Collect all lines below with the string "ерекше".

━━━ Exercise data ━━━

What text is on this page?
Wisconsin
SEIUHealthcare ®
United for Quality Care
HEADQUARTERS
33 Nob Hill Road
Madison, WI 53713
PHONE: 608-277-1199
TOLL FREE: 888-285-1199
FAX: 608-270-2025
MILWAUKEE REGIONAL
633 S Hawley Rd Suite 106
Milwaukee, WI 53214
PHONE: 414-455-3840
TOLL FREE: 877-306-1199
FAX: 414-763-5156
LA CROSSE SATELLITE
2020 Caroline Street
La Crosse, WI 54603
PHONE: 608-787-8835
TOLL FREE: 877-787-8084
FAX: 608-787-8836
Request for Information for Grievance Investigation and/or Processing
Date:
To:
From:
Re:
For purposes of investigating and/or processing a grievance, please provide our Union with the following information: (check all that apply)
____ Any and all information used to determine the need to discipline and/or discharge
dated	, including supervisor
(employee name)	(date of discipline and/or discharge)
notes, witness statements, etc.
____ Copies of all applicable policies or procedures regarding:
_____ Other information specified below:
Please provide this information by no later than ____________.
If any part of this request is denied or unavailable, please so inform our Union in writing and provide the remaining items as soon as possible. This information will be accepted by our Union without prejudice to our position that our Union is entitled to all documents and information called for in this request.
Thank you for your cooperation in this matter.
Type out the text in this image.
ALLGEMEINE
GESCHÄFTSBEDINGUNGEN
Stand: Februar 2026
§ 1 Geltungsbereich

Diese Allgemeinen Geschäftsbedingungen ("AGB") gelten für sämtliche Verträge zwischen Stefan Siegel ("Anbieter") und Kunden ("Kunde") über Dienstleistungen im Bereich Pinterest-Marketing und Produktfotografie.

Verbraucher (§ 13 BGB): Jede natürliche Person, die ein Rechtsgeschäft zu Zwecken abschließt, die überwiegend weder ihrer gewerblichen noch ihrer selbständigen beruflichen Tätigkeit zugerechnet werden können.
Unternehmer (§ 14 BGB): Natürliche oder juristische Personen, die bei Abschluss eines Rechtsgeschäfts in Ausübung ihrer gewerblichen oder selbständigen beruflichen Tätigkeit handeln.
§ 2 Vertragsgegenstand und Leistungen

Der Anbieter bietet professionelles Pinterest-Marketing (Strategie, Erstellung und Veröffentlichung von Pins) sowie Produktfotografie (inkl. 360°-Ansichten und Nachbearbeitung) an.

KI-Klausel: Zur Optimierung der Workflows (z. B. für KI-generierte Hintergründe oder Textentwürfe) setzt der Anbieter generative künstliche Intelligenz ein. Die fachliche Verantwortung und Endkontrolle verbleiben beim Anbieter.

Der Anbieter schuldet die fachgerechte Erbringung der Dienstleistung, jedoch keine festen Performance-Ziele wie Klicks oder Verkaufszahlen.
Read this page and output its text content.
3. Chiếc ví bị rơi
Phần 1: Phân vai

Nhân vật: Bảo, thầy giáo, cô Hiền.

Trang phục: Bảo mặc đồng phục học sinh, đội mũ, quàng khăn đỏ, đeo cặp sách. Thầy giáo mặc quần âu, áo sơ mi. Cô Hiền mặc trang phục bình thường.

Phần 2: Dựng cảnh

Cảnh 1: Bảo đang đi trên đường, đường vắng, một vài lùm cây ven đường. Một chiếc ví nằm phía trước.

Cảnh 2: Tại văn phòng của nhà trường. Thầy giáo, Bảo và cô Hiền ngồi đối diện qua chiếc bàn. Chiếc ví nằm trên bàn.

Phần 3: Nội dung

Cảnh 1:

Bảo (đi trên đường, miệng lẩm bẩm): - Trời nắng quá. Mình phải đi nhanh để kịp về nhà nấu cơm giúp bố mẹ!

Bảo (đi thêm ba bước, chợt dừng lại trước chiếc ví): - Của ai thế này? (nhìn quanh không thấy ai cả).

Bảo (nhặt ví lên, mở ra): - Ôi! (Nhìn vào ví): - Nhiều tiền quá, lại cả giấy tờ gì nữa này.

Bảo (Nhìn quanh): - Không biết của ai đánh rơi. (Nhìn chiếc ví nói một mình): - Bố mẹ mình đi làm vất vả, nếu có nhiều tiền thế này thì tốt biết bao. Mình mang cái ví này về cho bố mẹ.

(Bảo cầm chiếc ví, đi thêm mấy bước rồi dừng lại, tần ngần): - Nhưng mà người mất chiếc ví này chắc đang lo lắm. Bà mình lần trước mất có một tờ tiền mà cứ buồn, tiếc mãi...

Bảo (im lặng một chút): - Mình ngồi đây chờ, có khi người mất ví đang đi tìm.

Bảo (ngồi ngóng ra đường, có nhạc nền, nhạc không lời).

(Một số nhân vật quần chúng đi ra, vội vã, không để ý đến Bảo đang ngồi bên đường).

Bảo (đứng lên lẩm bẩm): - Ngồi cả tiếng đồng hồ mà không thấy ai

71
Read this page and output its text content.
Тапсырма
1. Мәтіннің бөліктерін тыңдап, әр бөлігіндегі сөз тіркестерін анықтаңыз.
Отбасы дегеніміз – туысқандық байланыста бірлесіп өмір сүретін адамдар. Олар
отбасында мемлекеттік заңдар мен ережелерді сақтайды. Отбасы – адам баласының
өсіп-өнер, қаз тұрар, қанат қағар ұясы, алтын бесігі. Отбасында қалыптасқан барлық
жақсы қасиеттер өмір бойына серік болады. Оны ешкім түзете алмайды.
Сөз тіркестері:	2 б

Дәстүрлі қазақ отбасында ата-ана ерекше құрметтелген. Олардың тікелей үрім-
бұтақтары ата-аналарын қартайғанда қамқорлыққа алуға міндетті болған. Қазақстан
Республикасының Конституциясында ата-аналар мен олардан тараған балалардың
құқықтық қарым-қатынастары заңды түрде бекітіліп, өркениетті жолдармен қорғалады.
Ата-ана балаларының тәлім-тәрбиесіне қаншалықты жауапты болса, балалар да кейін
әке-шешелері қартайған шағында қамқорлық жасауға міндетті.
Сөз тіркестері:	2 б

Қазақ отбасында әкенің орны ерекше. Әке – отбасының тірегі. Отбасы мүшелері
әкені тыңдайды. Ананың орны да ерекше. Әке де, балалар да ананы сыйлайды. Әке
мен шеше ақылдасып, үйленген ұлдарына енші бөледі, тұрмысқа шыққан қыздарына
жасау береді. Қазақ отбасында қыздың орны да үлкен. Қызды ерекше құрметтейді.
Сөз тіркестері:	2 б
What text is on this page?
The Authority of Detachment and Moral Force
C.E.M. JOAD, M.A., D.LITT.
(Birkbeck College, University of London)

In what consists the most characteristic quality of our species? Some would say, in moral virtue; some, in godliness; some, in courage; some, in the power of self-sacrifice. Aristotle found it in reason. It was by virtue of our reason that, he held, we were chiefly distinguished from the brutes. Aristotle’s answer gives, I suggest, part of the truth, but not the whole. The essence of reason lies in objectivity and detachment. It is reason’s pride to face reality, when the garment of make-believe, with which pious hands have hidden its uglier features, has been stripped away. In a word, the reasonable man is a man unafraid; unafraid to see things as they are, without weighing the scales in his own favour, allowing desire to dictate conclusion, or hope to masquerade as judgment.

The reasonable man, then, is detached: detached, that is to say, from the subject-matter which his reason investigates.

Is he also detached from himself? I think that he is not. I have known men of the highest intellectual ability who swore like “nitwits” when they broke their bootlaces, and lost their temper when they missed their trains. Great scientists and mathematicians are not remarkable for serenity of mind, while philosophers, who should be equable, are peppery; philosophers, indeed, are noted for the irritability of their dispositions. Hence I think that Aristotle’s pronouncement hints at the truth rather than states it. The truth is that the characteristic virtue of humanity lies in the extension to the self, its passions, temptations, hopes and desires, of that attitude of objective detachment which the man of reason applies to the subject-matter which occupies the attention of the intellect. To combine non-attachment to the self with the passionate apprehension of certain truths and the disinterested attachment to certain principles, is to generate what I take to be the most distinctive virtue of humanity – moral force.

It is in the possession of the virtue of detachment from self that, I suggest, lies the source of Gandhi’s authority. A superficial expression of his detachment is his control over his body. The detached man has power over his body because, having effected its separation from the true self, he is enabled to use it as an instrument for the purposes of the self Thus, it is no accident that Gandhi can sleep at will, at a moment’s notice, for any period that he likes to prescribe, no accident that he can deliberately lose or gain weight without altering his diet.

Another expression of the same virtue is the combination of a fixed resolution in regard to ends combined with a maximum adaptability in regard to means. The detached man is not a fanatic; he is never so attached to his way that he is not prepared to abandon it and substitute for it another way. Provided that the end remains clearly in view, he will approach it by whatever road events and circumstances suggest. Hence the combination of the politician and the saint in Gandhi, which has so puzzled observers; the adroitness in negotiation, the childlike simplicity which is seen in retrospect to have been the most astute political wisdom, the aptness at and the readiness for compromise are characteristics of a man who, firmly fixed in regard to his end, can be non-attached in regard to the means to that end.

━━━

#### [The completed task]
Дәстүрлі қазақ отбасында ата-ана ерекше құрметтелген. Олардың тікелей үрім-
Қазақ отбасында әкенің орны ерекше. Әке – отбасының тірегі. Отбасы мүшелері
әкені тыңдайды. Ананың орны да ерекше. Әке де, балалар да ананы сыйлайды. Әке
жасау береді. Қазақ отбасында қыздың орны да үлкен. Қызды ерекше құрметтейді.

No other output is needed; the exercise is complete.